Os estudiosos marxianos da Educação
Profissional que atuam em uma perspectiva contra hegemônica afirmam que a
formação humana integral deve ser disputada, pois apesar da sua plenitude só
ocorrer em uma sociedade justa e igualitária, a sua semente pode germinar ainda
na sociedade comandada pelo capital, devido as contradições do sistema
capitalista.
Moura (2013) ao abordar sobre a travessia
para a educação humana integral explica que seu caminho só será possível se for
construído por meio de disputas políticas, em meio as contradições do
capitalismo. Até porque se vive em um modelo que “considera a desigualdade
social como elemento indispensável ao fortalecimento dos mercados, já que é ela
que potencializada a competitividade, alimento vital do Mercado” (p. 718).
Harvey (2011) ao se reportar ao mundo
capitalista avançado afirma que desnutrição e mortes por fome aumentaram nos
países mais pobres, até porque “a desigualdade de classe é central para a
reprodução do capitalismo” (p. 187). Harvey (2016) ainda registra que as práticas
capitalistas, como muito teorizou Marx no Livro I de O Capital possuem como
resultado por um lado o aumento da produção de riqueza para os capitalistas e
por outro o aumento do “empobrecimento, degradação e a perda crescentes da
dignidade e poder das classes trabalhadoras (p. 82).
:::::
• _Orientação_
Liste todas as citações do trecho sobre formação humana integral que trazem o nome de um autor seguido do ano entre parênteses. As linhas abaixo são um material à parte do trecho.
:::::
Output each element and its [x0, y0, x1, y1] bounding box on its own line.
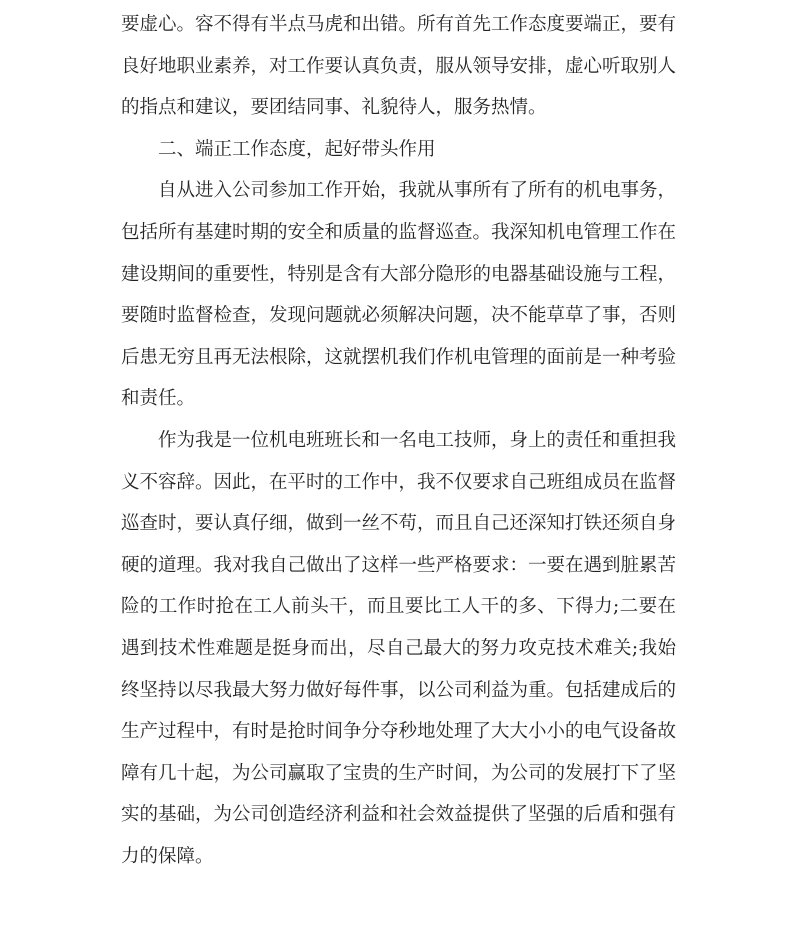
section-heading: 二、端正工作态度，起好带头作用 — [158, 138, 436, 160]
paragraph-team-leader-responsibility: 作为我是一位机电班班长和一名电工技师，身上的责任和重担我义不容辞。因此，在平时的工作中，我不仅要求自己班组成员在监督巡查时，要认真仔细，做到一丝不苟，而且自己还深知打铁还须自身硬的道理。我对我自己做出了这样一些严格要求：一要在遇到脏累苦险的工作时抢在工人前头干，而且要比工人干的多、下得力;二要在遇到技术性难题是挺身而出，尽自己最大的努力攻克技术难关;我始终坚持以尽我最大努力做好每件事，以公司利益为重。包括建成后的生产过程中，有时是抢时间争分夺秒地处理了大大小小的电气设备故障有几十起，为公司赢取了宝贵的生产时间，为公司的发展打下了坚实的基础，为公司创造经济利益和社会效益提供了坚强的后盾和强有力的保障。 — [121, 429, 677, 867]
document-body — [121, 4, 676, 877]
paragraph-intro-continuation: 要虚心。容不得有半点马虎和出错。所有首先工作态度要端正，要有良好地职业素养，对工作要认真负责，服从领导安排，虚心听取别人的指点和建议，要团结同事、礼貌待人，服务热情。 — [121, 14, 677, 119]
paragraph-mechanical-duties: 自从进入公司参加工作开始，我就从事所有了所有的机电事务，包括所有基建时期的安全和质量的监督巡查。我深知机电管理工作在建设期间的重要性，特别是含有大部分隐形的电器基础设施与工程，要随时监督检查，发现问题就必须解决问题，决不能草草了事，否则后患无穷且再无法根除，这就摆机我们作机电管理的面前是一种考验和责任。 — [121, 180, 677, 410]
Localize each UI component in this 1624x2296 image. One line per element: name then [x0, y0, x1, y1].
:::::
• _Resolução do problema_
Moura (2013)
Harvey (2011)
Harvey (2016)